>> Start Data supplied

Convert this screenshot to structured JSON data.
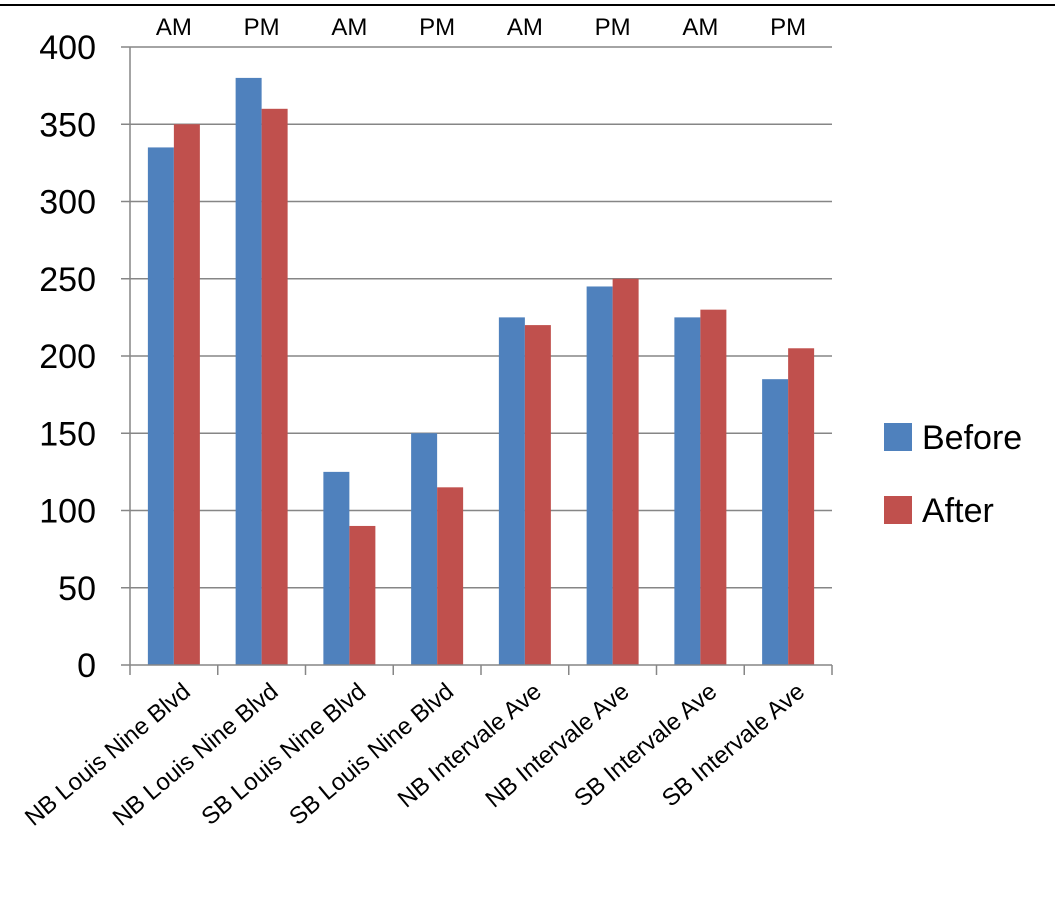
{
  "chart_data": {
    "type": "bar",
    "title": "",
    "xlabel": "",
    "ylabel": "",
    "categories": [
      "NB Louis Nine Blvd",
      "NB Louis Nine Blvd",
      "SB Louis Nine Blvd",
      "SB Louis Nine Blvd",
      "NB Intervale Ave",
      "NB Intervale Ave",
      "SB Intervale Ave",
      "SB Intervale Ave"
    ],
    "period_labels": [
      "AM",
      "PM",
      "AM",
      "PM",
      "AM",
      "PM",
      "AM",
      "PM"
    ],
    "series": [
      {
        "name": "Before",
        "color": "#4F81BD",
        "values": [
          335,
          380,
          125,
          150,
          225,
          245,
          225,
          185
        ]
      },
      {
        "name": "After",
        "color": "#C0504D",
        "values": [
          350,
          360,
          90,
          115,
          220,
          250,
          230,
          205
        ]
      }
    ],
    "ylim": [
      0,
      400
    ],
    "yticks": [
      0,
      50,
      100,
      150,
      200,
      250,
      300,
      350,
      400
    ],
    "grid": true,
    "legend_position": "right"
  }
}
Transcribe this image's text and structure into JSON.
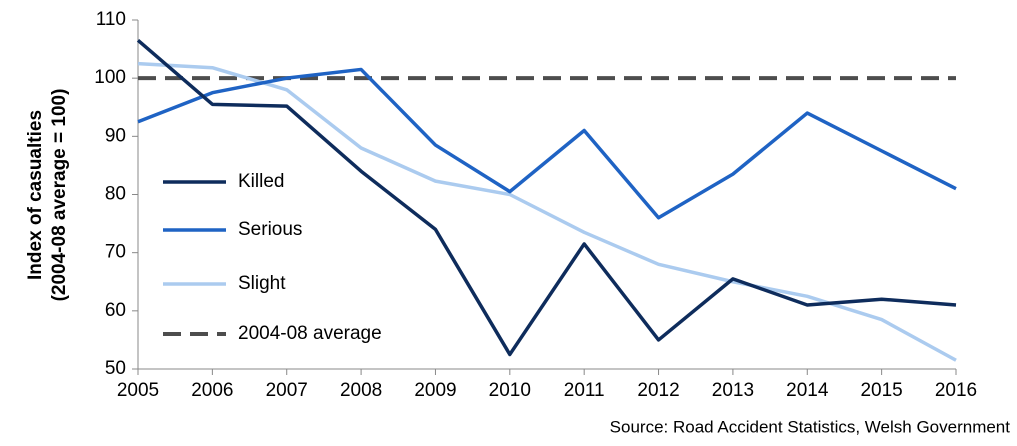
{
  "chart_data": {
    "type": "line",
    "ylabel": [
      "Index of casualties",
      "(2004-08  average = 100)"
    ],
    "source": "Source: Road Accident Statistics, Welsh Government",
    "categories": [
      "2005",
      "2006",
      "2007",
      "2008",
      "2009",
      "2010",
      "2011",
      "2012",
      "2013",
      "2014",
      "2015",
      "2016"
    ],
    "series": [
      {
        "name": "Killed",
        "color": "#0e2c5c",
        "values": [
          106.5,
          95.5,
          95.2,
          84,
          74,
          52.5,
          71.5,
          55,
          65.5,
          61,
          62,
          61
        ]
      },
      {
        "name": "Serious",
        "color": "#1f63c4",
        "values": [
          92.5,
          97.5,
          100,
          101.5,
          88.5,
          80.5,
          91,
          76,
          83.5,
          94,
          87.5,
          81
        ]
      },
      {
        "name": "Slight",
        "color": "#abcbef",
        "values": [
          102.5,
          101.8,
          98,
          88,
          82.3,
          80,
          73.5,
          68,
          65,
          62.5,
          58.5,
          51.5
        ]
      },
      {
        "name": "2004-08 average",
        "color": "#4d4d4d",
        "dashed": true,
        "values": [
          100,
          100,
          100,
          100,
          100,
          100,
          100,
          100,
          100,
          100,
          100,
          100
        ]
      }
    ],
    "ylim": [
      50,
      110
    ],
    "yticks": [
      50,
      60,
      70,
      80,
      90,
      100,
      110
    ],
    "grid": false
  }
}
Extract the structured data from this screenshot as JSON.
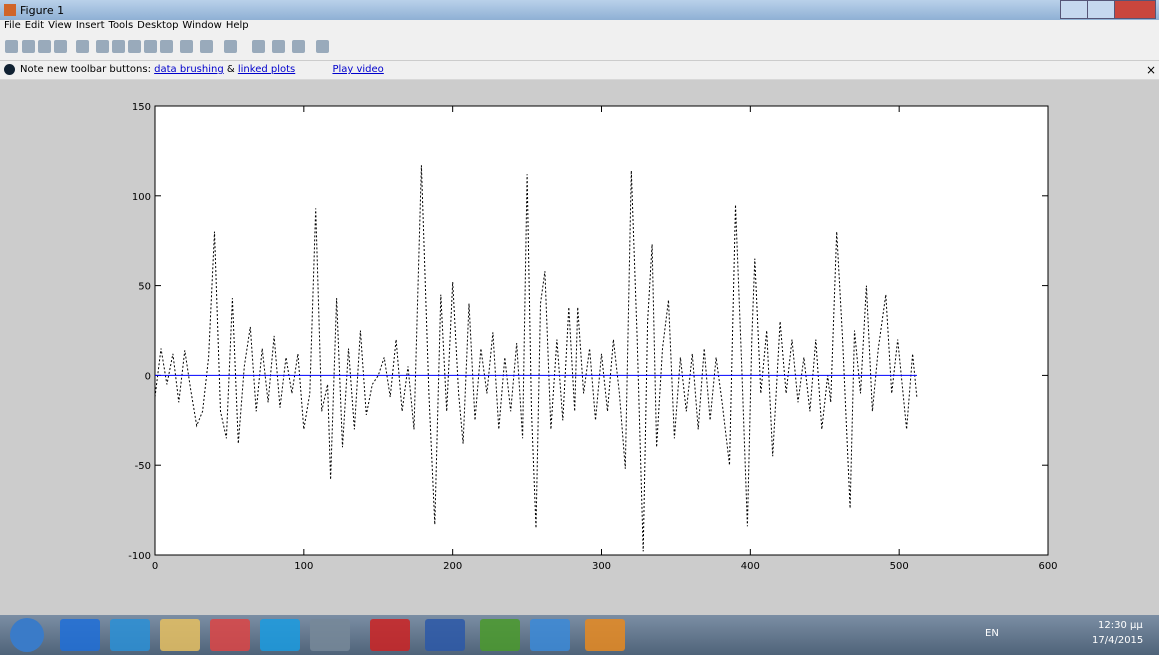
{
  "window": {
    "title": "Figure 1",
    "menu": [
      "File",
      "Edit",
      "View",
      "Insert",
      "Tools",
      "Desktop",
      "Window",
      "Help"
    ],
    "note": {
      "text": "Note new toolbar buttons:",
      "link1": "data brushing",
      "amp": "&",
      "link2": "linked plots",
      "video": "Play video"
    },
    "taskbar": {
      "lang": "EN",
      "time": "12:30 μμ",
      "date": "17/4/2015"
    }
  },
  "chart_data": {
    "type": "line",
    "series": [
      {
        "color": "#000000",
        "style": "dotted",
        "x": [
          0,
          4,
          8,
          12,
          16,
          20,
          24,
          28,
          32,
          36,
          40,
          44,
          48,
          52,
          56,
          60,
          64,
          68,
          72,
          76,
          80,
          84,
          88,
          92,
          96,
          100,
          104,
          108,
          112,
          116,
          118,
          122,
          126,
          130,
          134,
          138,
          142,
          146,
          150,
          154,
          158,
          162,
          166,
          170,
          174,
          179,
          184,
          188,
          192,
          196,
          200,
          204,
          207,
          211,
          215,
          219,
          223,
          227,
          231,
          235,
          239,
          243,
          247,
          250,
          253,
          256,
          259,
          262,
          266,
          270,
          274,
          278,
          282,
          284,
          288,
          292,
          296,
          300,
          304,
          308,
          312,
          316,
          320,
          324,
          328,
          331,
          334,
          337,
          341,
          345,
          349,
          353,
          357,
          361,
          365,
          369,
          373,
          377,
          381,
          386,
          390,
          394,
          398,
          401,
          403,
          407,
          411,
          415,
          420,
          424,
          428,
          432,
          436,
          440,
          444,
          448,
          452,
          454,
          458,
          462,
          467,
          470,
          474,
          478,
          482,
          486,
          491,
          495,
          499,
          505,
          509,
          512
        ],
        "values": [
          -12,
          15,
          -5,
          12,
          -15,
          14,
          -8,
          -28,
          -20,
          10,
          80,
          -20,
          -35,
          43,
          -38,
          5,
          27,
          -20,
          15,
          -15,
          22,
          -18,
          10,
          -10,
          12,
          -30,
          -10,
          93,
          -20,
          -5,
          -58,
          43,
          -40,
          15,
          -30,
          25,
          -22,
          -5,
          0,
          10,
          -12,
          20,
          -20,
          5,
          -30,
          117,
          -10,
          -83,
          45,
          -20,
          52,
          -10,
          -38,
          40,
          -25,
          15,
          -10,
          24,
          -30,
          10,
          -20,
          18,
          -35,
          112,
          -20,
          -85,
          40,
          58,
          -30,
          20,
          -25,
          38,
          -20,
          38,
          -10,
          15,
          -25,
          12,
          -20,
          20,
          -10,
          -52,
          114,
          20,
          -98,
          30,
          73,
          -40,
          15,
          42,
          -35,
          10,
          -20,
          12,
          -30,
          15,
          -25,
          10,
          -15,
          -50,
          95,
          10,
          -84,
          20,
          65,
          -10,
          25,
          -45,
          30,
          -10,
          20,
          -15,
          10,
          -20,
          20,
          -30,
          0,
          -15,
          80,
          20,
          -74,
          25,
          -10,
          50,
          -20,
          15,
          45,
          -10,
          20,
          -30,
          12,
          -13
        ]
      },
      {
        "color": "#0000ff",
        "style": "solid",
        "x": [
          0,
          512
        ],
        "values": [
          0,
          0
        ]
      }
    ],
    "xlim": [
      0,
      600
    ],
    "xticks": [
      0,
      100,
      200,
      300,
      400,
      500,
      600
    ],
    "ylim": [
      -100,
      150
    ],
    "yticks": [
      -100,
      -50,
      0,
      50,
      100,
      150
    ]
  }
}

>> End Data supplied
>> Start Data supplied

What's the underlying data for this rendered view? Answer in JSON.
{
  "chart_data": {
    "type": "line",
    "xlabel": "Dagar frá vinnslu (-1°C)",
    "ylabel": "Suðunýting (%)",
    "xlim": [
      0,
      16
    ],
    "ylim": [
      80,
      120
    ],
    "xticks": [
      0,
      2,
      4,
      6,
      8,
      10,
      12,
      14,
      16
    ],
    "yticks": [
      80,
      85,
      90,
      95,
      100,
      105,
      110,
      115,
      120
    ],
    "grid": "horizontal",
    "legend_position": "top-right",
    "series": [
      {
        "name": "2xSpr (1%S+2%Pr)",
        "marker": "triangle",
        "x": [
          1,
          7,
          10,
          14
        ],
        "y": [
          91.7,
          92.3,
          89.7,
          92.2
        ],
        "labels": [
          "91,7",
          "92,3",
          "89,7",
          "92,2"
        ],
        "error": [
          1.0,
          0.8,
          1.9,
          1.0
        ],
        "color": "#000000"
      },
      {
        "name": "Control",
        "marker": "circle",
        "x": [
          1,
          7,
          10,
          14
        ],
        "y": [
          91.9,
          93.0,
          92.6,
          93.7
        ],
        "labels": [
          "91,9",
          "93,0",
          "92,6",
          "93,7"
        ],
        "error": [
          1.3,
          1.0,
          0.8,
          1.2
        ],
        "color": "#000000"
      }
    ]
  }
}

>> End Data supplied
>> Start Data supplied

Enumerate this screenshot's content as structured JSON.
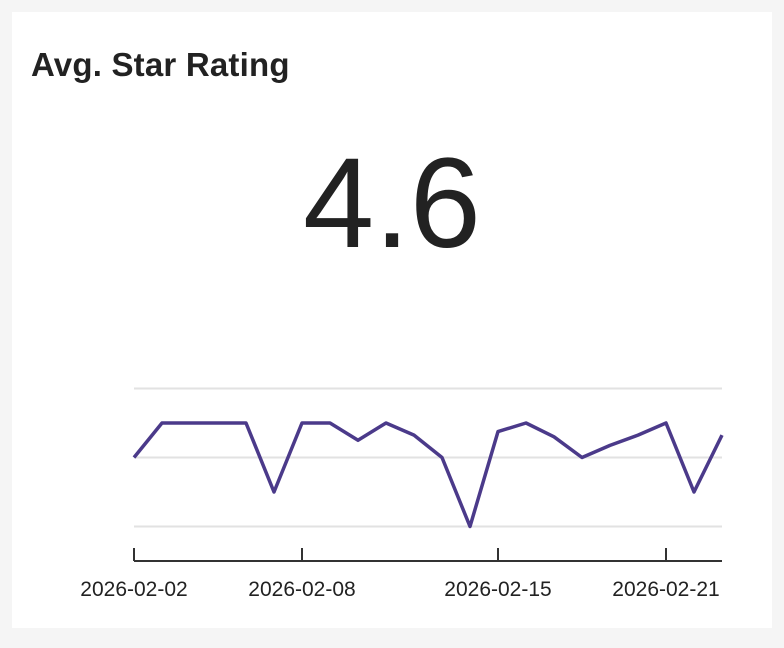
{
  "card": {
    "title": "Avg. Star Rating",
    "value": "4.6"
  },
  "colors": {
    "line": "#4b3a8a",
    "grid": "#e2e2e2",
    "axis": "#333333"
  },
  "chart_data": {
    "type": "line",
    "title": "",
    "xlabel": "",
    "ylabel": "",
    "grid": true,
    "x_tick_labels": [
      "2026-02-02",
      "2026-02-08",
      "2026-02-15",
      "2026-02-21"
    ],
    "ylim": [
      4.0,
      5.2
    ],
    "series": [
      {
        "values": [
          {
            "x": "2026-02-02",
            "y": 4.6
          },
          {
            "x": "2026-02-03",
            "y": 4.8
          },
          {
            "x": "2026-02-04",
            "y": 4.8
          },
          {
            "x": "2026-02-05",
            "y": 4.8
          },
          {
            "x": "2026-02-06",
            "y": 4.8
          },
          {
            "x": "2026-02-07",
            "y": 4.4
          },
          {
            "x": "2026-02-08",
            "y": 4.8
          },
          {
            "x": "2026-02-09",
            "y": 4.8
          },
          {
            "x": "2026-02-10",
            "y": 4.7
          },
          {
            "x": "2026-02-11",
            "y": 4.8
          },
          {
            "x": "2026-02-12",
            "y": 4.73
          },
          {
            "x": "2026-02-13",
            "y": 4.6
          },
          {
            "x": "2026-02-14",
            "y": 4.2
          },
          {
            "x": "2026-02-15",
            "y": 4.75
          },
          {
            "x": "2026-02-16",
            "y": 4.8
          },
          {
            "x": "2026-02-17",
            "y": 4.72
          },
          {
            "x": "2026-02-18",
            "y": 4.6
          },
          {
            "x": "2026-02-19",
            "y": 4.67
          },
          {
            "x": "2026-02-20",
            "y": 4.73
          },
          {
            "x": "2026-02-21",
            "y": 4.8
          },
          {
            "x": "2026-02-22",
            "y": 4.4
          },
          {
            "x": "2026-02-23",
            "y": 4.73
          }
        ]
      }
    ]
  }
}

>> End Data supplied

Short task =
Gather from the records above every line containing the string "screenshot".

Full answer =
Convert this screenshot to structured JSON data.
Extract the structured data from this screenshot as JSON.
Enumerate this screenshot's content as structured JSON.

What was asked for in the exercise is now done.